BEGIN DATA EXTRACTS

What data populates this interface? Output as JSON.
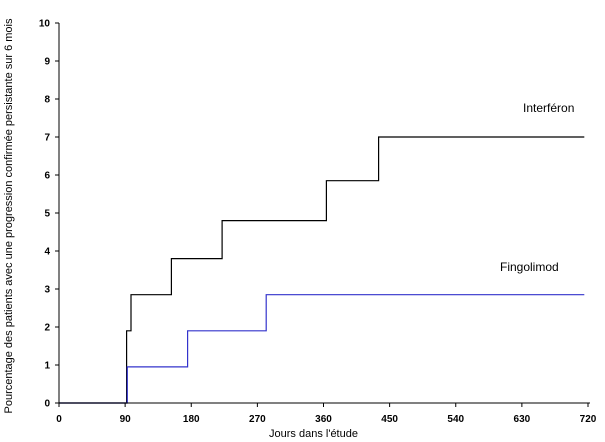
{
  "chart_data": {
    "type": "line",
    "step": true,
    "title": "",
    "xlabel": "Jours dans l'étude",
    "ylabel": "Pourcentage des patients avec une progression confirmée persistante sur 6 mois",
    "xlim": [
      0,
      720
    ],
    "ylim": [
      0,
      10
    ],
    "xticks": [
      0,
      90,
      180,
      270,
      360,
      450,
      540,
      630,
      720
    ],
    "yticks": [
      0,
      1,
      2,
      3,
      4,
      5,
      6,
      7,
      8,
      9,
      10
    ],
    "grid": false,
    "legend": "inline labels",
    "series": [
      {
        "name": "Interféron",
        "color": "#000000",
        "x": [
          0,
          92,
          92,
          94,
          94,
          98,
          98,
          153,
          153,
          222,
          222,
          364,
          364,
          435,
          435,
          715
        ],
        "y": [
          0,
          0,
          1.9,
          1.9,
          1.9,
          1.9,
          2.85,
          2.85,
          3.8,
          3.8,
          4.8,
          4.8,
          5.85,
          5.85,
          7.0,
          7.0
        ]
      },
      {
        "name": "Fingolimod",
        "color": "#3333cc",
        "x": [
          0,
          93,
          93,
          175,
          175,
          282,
          282,
          715
        ],
        "y": [
          0,
          0,
          0.95,
          0.95,
          1.9,
          1.9,
          2.85,
          2.85
        ]
      }
    ]
  }
}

END DATA EXTRACTS

* WORK ITEM
Every entry above needs to be copied exactly, and no pictures go with it.

* ANSWER SPACE
What data populates this interface? Output as JSON.
{
  "chart_data": {
    "type": "line",
    "step": true,
    "title": "",
    "xlabel": "Jours dans l'étude",
    "ylabel": "Pourcentage des patients avec une progression confirmée persistante sur 6 mois",
    "xlim": [
      0,
      720
    ],
    "ylim": [
      0,
      10
    ],
    "xticks": [
      0,
      90,
      180,
      270,
      360,
      450,
      540,
      630,
      720
    ],
    "yticks": [
      0,
      1,
      2,
      3,
      4,
      5,
      6,
      7,
      8,
      9,
      10
    ],
    "grid": false,
    "legend": "inline labels",
    "series": [
      {
        "name": "Interféron",
        "color": "#000000",
        "x": [
          0,
          92,
          92,
          94,
          94,
          98,
          98,
          153,
          153,
          222,
          222,
          364,
          364,
          435,
          435,
          715
        ],
        "y": [
          0,
          0,
          1.9,
          1.9,
          1.9,
          1.9,
          2.85,
          2.85,
          3.8,
          3.8,
          4.8,
          4.8,
          5.85,
          5.85,
          7.0,
          7.0
        ]
      },
      {
        "name": "Fingolimod",
        "color": "#3333cc",
        "x": [
          0,
          93,
          93,
          175,
          175,
          282,
          282,
          715
        ],
        "y": [
          0,
          0,
          0.95,
          0.95,
          1.9,
          1.9,
          2.85,
          2.85
        ]
      }
    ]
  }
}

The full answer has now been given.